— begin Excerpted data —

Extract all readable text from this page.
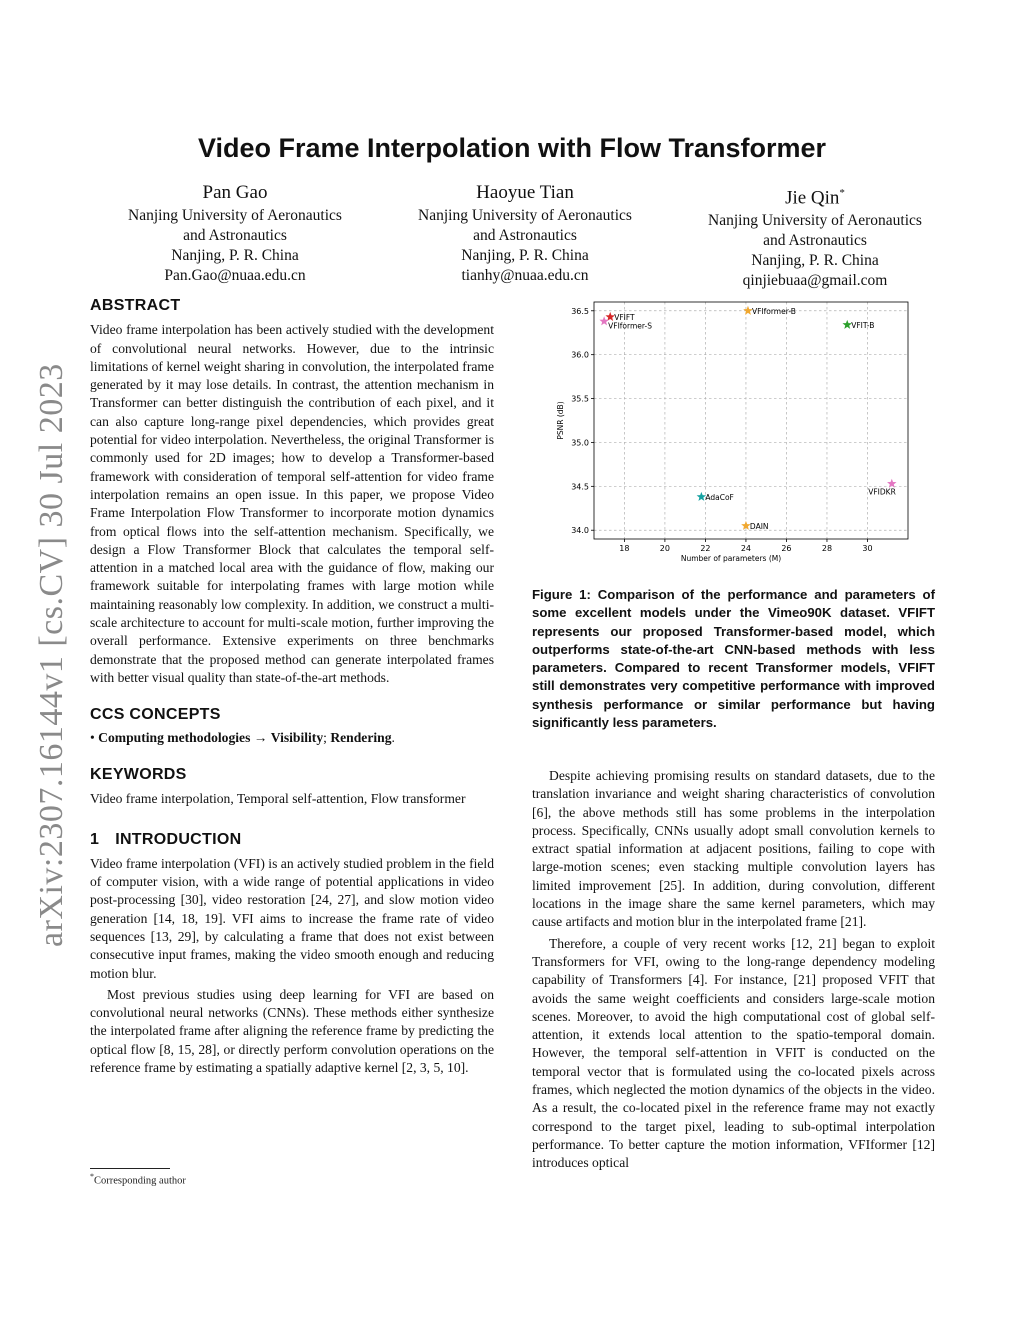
arXiv:2307.16144v1 [cs.CV] 30 Jul 2023
Video Frame Interpolation with Flow Transformer
Pan Gao
Nanjing University of Aeronautics
and Astronautics
Nanjing, P. R. China
Pan.Gao@nuaa.edu.cn
Haoyue Tian
Nanjing University of Aeronautics
and Astronautics
Nanjing, P. R. China
tianhy@nuaa.edu.cn
Jie Qin*
Nanjing University of Aeronautics
and Astronautics
Nanjing, P. R. China
qinjiebuaa@gmail.com
ABSTRACT

Video frame interpolation has been actively studied with the development of convolutional neural networks. However, due to the intrinsic limitations of kernel weight sharing in convolution, the interpolated frame generated by it may lose details. In contrast, the attention mechanism in Transformer can better distinguish the contribution of each pixel, and it can also capture long-range pixel dependencies, which provides great potential for video interpolation. Nevertheless, the original Transformer is commonly used for 2D images; how to develop a Transformer-based framework with consideration of temporal self-attention for video frame interpolation remains an open issue. In this paper, we propose Video Frame Interpolation Flow Transformer to incorporate motion dynamics from optical flows into the self-attention mechanism. Specifically, we design a Flow Transformer Block that calculates the temporal self-attention in a matched local area with the guidance of flow, making our framework suitable for interpolating frames with large motion while maintaining reasonably low complexity. In addition, we construct a multi-scale architecture to account for multi-scale motion, further improving the overall performance. Extensive experiments on three benchmarks demonstrate that the proposed method can generate interpolated frames with better visual quality than state-of-the-art methods.

CCS CONCEPTS

• Computing methodologies → Visibility; Rendering.

KEYWORDS

Video frame interpolation, Temporal self-attention, Flow transformer

1 INTRODUCTION

Video frame interpolation (VFI) is an actively studied problem in the field of computer vision, with a wide range of potential applications in video post-processing [30], video restoration [24, 27], and slow motion video generation [14, 18, 19]. VFI aims to increase the frame rate of video sequences [13, 29], by calculating a frame that does not exist between consecutive input frames, making the video smooth enough and reducing motion blur.

Most previous studies using deep learning for VFI are based on convolutional neural networks (CNNs). These methods either synthesize the interpolated frame after aligning the reference frame by predicting the optical flow [8, 15, 28], or directly perform convolution operations on the reference frame by estimating a spatially adaptive kernel [2, 3, 5, 10].

*Corresponding author
18	20	22	24	26	28	30
34.0
34.5
35.0
35.5
36.0
36.5
Number of parameters (M)
PSNR (dB)
VFIFT
VFIformer-S
VFIformer-B
VFIT-B
AdaCoF
VFIDKR
DAIN
Figure 1: Comparison of the performance and parameters of some excellent models under the Vimeo90K dataset. VFIFT represents our proposed Transformer-based model, which outperforms state-of-the-art CNN-based methods with less parameters. Compared to recent Transformer models, VFIFT still demonstrates very competitive performance with improved synthesis performance or similar performance but having significantly less parameters.

Despite achieving promising results on standard datasets, due to the translation invariance and weight sharing characteristics of convolution [6], the above methods still has some problems in the interpolation process. Specifically, CNNs usually adopt small convolution kernels to extract spatial information at adjacent positions, failing to cope with large-motion scenes; even stacking multiple convolution layers has limited improvement [25]. In addition, during convolution, different locations in the image share the same kernel parameters, which may cause artifacts and motion blur in the interpolated frame [21].

Therefore, a couple of very recent works [12, 21] began to exploit Transformers for VFI, owing to the long-range dependency modeling capability of Transformers [4]. For instance, [21] proposed VFIT that avoids the same weight coefficients and considers large-scale motion scenes. Moreover, to avoid the high computational cost of global self-attention, it extends local attention to the spatio-temporal domain. However, the temporal self-attention in VFIT is conducted on the temporal vector that is formulated using the co-located pixels across frames, which neglected the motion dynamics of the objects in the video. As a result, the co-located pixel in the reference frame may not exactly correspond to the target pixel, leading to sub-optimal interpolation performance. To better capture the motion information, VFIformer [12] introduces optical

— end Excerpted data —

■ **What to work on**
Count up the lines in the listing that hold the word "still", and give that number only.

■ **Task response**
2